Dataset entries
>> begin

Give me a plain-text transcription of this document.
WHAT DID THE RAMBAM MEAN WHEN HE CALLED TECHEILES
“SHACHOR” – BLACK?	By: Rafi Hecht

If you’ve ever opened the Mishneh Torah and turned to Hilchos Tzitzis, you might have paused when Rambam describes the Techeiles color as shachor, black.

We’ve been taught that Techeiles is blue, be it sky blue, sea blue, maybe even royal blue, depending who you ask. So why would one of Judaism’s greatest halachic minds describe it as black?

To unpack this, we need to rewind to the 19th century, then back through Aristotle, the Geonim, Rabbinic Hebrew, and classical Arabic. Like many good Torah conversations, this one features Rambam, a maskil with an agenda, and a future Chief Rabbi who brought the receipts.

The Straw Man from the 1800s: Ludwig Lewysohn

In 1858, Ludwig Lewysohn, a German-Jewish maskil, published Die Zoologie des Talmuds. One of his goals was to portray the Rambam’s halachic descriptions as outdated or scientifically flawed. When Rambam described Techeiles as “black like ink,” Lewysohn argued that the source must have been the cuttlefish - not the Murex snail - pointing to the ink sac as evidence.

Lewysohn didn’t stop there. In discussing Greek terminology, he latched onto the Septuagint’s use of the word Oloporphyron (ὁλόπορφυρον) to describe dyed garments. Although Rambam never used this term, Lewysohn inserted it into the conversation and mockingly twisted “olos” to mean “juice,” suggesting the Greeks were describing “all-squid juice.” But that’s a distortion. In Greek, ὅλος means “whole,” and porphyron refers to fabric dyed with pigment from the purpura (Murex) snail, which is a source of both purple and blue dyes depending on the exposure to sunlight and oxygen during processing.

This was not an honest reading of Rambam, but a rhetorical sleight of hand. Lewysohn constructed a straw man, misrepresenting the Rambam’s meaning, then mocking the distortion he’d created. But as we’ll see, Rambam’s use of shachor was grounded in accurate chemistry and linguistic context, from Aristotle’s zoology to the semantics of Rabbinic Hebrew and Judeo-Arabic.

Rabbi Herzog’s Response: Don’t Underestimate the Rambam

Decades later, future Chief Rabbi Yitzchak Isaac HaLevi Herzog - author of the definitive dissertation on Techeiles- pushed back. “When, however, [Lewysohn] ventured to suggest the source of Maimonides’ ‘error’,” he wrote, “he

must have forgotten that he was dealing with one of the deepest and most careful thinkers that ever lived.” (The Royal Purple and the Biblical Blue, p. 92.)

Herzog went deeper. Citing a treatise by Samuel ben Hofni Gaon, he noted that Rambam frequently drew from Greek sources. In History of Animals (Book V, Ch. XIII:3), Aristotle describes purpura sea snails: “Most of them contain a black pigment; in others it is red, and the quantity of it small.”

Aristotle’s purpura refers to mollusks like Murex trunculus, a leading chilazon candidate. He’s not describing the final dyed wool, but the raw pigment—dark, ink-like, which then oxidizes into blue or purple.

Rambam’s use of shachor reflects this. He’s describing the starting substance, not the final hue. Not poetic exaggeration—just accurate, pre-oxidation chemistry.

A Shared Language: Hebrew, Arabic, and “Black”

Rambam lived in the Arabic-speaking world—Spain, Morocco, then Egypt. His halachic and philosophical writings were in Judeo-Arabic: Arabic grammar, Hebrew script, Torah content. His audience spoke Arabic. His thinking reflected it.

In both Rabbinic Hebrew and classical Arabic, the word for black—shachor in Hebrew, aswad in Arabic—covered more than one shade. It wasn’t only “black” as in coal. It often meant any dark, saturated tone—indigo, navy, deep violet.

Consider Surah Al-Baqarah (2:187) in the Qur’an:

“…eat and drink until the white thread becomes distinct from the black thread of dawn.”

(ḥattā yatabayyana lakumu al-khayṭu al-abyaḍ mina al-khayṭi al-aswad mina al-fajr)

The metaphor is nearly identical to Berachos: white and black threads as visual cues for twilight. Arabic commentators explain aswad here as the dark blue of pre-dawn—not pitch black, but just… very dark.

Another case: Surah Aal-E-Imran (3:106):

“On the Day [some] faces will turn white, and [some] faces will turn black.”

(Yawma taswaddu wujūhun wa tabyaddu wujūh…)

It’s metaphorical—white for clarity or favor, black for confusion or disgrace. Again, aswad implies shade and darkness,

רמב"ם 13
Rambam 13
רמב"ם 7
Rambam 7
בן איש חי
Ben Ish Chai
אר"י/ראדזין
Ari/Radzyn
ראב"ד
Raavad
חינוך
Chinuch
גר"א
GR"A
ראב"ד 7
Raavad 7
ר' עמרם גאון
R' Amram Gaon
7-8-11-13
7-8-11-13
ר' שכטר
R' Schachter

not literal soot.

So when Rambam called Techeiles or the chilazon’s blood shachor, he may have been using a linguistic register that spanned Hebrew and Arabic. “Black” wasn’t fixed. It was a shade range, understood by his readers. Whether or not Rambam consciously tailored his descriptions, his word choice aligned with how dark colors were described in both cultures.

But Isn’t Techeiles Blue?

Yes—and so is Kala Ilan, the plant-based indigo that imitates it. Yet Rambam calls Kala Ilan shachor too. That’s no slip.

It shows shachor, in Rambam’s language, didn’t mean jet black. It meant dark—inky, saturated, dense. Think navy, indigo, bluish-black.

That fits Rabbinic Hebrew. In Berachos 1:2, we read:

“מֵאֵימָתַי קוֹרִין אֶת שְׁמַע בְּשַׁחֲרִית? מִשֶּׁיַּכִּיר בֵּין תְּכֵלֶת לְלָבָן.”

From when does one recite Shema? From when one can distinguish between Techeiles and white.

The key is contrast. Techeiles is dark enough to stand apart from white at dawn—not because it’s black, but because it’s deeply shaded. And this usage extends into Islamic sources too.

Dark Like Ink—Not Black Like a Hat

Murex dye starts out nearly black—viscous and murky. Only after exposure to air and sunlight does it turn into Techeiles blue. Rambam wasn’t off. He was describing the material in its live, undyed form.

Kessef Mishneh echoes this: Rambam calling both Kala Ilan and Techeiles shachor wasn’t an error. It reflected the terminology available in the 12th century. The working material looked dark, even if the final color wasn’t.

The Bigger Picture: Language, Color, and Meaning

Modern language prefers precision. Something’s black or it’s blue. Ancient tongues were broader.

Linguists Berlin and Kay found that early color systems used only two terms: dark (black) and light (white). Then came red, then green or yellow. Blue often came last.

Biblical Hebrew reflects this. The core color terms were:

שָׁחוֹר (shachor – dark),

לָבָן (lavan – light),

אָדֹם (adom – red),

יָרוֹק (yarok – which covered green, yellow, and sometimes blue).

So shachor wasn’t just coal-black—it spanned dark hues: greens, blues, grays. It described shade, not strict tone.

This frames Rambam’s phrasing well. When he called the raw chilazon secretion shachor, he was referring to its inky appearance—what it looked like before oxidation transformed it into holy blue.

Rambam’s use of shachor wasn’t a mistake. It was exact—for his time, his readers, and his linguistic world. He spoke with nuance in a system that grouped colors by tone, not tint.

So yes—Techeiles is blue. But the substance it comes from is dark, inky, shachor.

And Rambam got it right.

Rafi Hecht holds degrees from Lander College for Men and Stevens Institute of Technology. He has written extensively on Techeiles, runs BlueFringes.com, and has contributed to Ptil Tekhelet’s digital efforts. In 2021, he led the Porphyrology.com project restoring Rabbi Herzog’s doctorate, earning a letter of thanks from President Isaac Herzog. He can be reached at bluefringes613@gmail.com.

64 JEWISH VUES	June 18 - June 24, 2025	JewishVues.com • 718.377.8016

>> end

_SHORT PROBLEM_
Every record shown above must be echoed exactly.

_WRITTEN RESPONSE_
Give me a plain-text transcription of this document.
WHAT DID THE RAMBAM MEAN WHEN HE CALLED TECHEILES
“SHACHOR” – BLACK?	By: Rafi Hecht

If you’ve ever opened the Mishneh Torah and turned to Hilchos Tzitzis, you might have paused when Rambam describes the Techeiles color as shachor, black.

We’ve been taught that Techeiles is blue, be it sky blue, sea blue, maybe even royal blue, depending who you ask. So why would one of Judaism’s greatest halachic minds describe it as black?

To unpack this, we need to rewind to the 19th century, then back through Aristotle, the Geonim, Rabbinic Hebrew, and classical Arabic. Like many good Torah conversations, this one features Rambam, a maskil with an agenda, and a future Chief Rabbi who brought the receipts.

The Straw Man from the 1800s: Ludwig Lewysohn

In 1858, Ludwig Lewysohn, a German-Jewish maskil, published Die Zoologie des Talmuds. One of his goals was to portray the Rambam’s halachic descriptions as outdated or scientifically flawed. When Rambam described Techeiles as “black like ink,” Lewysohn argued that the source must have been the cuttlefish - not the Murex snail - pointing to the ink sac as evidence.

Lewysohn didn’t stop there. In discussing Greek terminology, he latched onto the Septuagint’s use of the word Oloporphyron (ὁλόπορφυρον) to describe dyed garments. Although Rambam never used this term, Lewysohn inserted it into the conversation and mockingly twisted “olos” to mean “juice,” suggesting the Greeks were describing “all-squid juice.” But that’s a distortion. In Greek, ὅλος means “whole,” and porphyron refers to fabric dyed with pigment from the purpura (Murex) snail, which is a source of both purple and blue dyes depending on the exposure to sunlight and oxygen during processing.

This was not an honest reading of Rambam, but a rhetorical sleight of hand. Lewysohn constructed a straw man, misrepresenting the Rambam’s meaning, then mocking the distortion he’d created. But as we’ll see, Rambam’s use of shachor was grounded in accurate chemistry and linguistic context, from Aristotle’s zoology to the semantics of Rabbinic Hebrew and Judeo-Arabic.

Rabbi Herzog’s Response: Don’t Underestimate the Rambam

Decades later, future Chief Rabbi Yitzchak Isaac HaLevi Herzog - author of the definitive dissertation on Techeiles- pushed back. “When, however, [Lewysohn] ventured to suggest the source of Maimonides’ ‘error’,” he wrote, “he

must have forgotten that he was dealing with one of the deepest and most careful thinkers that ever lived.” (The Royal Purple and the Biblical Blue, p. 92.)

Herzog went deeper. Citing a treatise by Samuel ben Hofni Gaon, he noted that Rambam frequently drew from Greek sources. In History of Animals (Book V, Ch. XIII:3), Aristotle describes purpura sea snails: “Most of them contain a black pigment; in others it is red, and the quantity of it small.”

Aristotle’s purpura refers to mollusks like Murex trunculus, a leading chilazon candidate. He’s not describing the final dyed wool, but the raw pigment—dark, ink-like, which then oxidizes into blue or purple.

Rambam’s use of shachor reflects this. He’s describing the starting substance, not the final hue. Not poetic exaggeration—just accurate, pre-oxidation chemistry.

A Shared Language: Hebrew, Arabic, and “Black”

Rambam lived in the Arabic-speaking world—Spain, Morocco, then Egypt. His halachic and philosophical writings were in Judeo-Arabic: Arabic grammar, Hebrew script, Torah content. His audience spoke Arabic. His thinking reflected it.

In both Rabbinic Hebrew and classical Arabic, the word for black—shachor in Hebrew, aswad in Arabic—covered more than one shade. It wasn’t only “black” as in coal. It often meant any dark, saturated tone—indigo, navy, deep violet.

Consider Surah Al-Baqarah (2:187) in the Qur’an:

“…eat and drink until the white thread becomes distinct from the black thread of dawn.”

(ḥattā yatabayyana lakumu al-khayṭu al-abyaḍ mina al-khayṭi al-aswad mina al-fajr)

The metaphor is nearly identical to Berachos: white and black threads as visual cues for twilight. Arabic commentators explain aswad here as the dark blue of pre-dawn—not pitch black, but just… very dark.

Another case: Surah Aal-E-Imran (3:106):

“On the Day [some] faces will turn white, and [some] faces will turn black.”

(Yawma taswaddu wujūhun wa tabyaddu wujūh…)

It’s metaphorical—white for clarity or favor, black for confusion or disgrace. Again, aswad implies shade and darkness,

רמב"ם 13
Rambam 13
רמב"ם 7
Rambam 7
בן איש חי
Ben Ish Chai
אר"י/ראדזין
Ari/Radzyn
ראב"ד
Raavad
חינוך
Chinuch
גר"א
GR"A
ראב"ד 7
Raavad 7
ר' עמרם גאון
R' Amram Gaon
7-8-11-13
7-8-11-13
ר' שכטר
R' Schachter

not literal soot.

So when Rambam called Techeiles or the chilazon’s blood shachor, he may have been using a linguistic register that spanned Hebrew and Arabic. “Black” wasn’t fixed. It was a shade range, understood by his readers. Whether or not Rambam consciously tailored his descriptions, his word choice aligned with how dark colors were described in both cultures.

But Isn’t Techeiles Blue?

Yes—and so is Kala Ilan, the plant-based indigo that imitates it. Yet Rambam calls Kala Ilan shachor too. That’s no slip.

It shows shachor, in Rambam’s language, didn’t mean jet black. It meant dark—inky, saturated, dense. Think navy, indigo, bluish-black.

That fits Rabbinic Hebrew. In Berachos 1:2, we read:

“מֵאֵימָתַי קוֹרִין אֶת שְׁמַע בְּשַׁחֲרִית? מִשֶּׁיַּכִּיר בֵּין תְּכֵלֶת לְלָבָן.”

From when does one recite Shema? From when one can distinguish between Techeiles and white.

The key is contrast. Techeiles is dark enough to stand apart from white at dawn—not because it’s black, but because it’s deeply shaded. And this usage extends into Islamic sources too.

Dark Like Ink—Not Black Like a Hat

Murex dye starts out nearly black—viscous and murky. Only after exposure to air and sunlight does it turn into Techeiles blue. Rambam wasn’t off. He was describing the material in its live, undyed form.

Kessef Mishneh echoes this: Rambam calling both Kala Ilan and Techeiles shachor wasn’t an error. It reflected the terminology available in the 12th century. The working material looked dark, even if the final color wasn’t.

The Bigger Picture: Language, Color, and Meaning

Modern language prefers precision. Something’s black or it’s blue. Ancient tongues were broader.

Linguists Berlin and Kay found that early color systems used only two terms: dark (black) and light (white). Then came red, then green or yellow. Blue often came last.

Biblical Hebrew reflects this. The core color terms were:

שָׁחוֹר (shachor – dark),

לָבָן (lavan – light),

אָדֹם (adom – red),

יָרוֹק (yarok – which covered green, yellow, and sometimes blue).

So shachor wasn’t just coal-black—it spanned dark hues: greens, blues, grays. It described shade, not strict tone.

This frames Rambam’s phrasing well. When he called the raw chilazon secretion shachor, he was referring to its inky appearance—what it looked like before oxidation transformed it into holy blue.

Rambam’s use of shachor wasn’t a mistake. It was exact—for his time, his readers, and his linguistic world. He spoke with nuance in a system that grouped colors by tone, not tint.

So yes—Techeiles is blue. But the substance it comes from is dark, inky, shachor.

And Rambam got it right.

Rafi Hecht holds degrees from Lander College for Men and Stevens Institute of Technology. He has written extensively on Techeiles, runs BlueFringes.com, and has contributed to Ptil Tekhelet’s digital efforts. In 2021, he led the Porphyrology.com project restoring Rabbi Herzog’s doctorate, earning a letter of thanks from President Isaac Herzog. He can be reached at bluefringes613@gmail.com.

64 JEWISH VUES	June 18 - June 24, 2025	JewishVues.com • 718.377.8016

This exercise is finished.